**Input rows:**
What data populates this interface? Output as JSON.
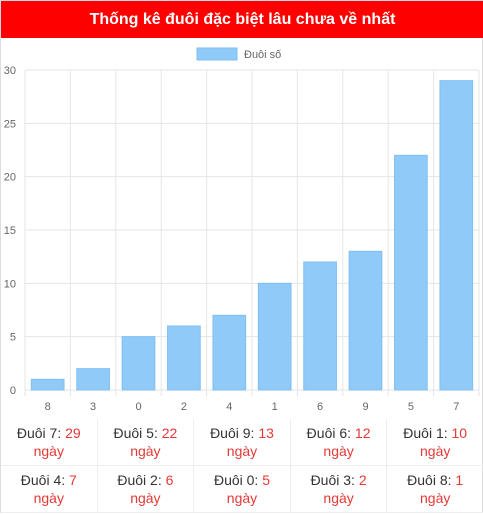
{
  "header": {
    "title": "Thống kê đuôi đặc biệt lâu chưa về nhất"
  },
  "chart_data": {
    "type": "bar",
    "categories": [
      "8",
      "3",
      "0",
      "2",
      "4",
      "1",
      "6",
      "9",
      "5",
      "7"
    ],
    "series": [
      {
        "name": "Đuôi số",
        "values": [
          1,
          2,
          5,
          6,
          7,
          10,
          12,
          13,
          22,
          29
        ],
        "color": "#90caf9"
      }
    ],
    "ylim": [
      0,
      30
    ],
    "yticks": [
      0,
      5,
      10,
      15,
      20,
      25,
      30
    ],
    "grid": true,
    "legend": "top-center"
  },
  "stats": [
    {
      "label": "Đuôi 7: ",
      "value": "29",
      "unit": "ngày"
    },
    {
      "label": "Đuôi 5: ",
      "value": "22",
      "unit": "ngày"
    },
    {
      "label": "Đuôi 9: ",
      "value": "13",
      "unit": "ngày"
    },
    {
      "label": "Đuôi 6: ",
      "value": "12",
      "unit": "ngày"
    },
    {
      "label": "Đuôi 1: ",
      "value": "10",
      "unit": "ngày"
    },
    {
      "label": "Đuôi 4: ",
      "value": "7",
      "unit": "ngày"
    },
    {
      "label": "Đuôi 2: ",
      "value": "6",
      "unit": "ngày"
    },
    {
      "label": "Đuôi 0: ",
      "value": "5",
      "unit": "ngày"
    },
    {
      "label": "Đuôi 3: ",
      "value": "2",
      "unit": "ngày"
    },
    {
      "label": "Đuôi 8: ",
      "value": "1",
      "unit": "ngày"
    }
  ]
}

**Exercise directions:** Skip the pictures and print each record exactly as it stands.

**Reply to the task:**
What data populates this interface? Output as JSON.
{
  "header": {
    "title": "Thống kê đuôi đặc biệt lâu chưa về nhất"
  },
  "chart_data": {
    "type": "bar",
    "categories": [
      "8",
      "3",
      "0",
      "2",
      "4",
      "1",
      "6",
      "9",
      "5",
      "7"
    ],
    "series": [
      {
        "name": "Đuôi số",
        "values": [
          1,
          2,
          5,
          6,
          7,
          10,
          12,
          13,
          22,
          29
        ],
        "color": "#90caf9"
      }
    ],
    "ylim": [
      0,
      30
    ],
    "yticks": [
      0,
      5,
      10,
      15,
      20,
      25,
      30
    ],
    "grid": true,
    "legend": "top-center"
  },
  "stats": [
    {
      "label": "Đuôi 7: ",
      "value": "29",
      "unit": "ngày"
    },
    {
      "label": "Đuôi 5: ",
      "value": "22",
      "unit": "ngày"
    },
    {
      "label": "Đuôi 9: ",
      "value": "13",
      "unit": "ngày"
    },
    {
      "label": "Đuôi 6: ",
      "value": "12",
      "unit": "ngày"
    },
    {
      "label": "Đuôi 1: ",
      "value": "10",
      "unit": "ngày"
    },
    {
      "label": "Đuôi 4: ",
      "value": "7",
      "unit": "ngày"
    },
    {
      "label": "Đuôi 2: ",
      "value": "6",
      "unit": "ngày"
    },
    {
      "label": "Đuôi 0: ",
      "value": "5",
      "unit": "ngày"
    },
    {
      "label": "Đuôi 3: ",
      "value": "2",
      "unit": "ngày"
    },
    {
      "label": "Đuôi 8: ",
      "value": "1",
      "unit": "ngày"
    }
  ]
}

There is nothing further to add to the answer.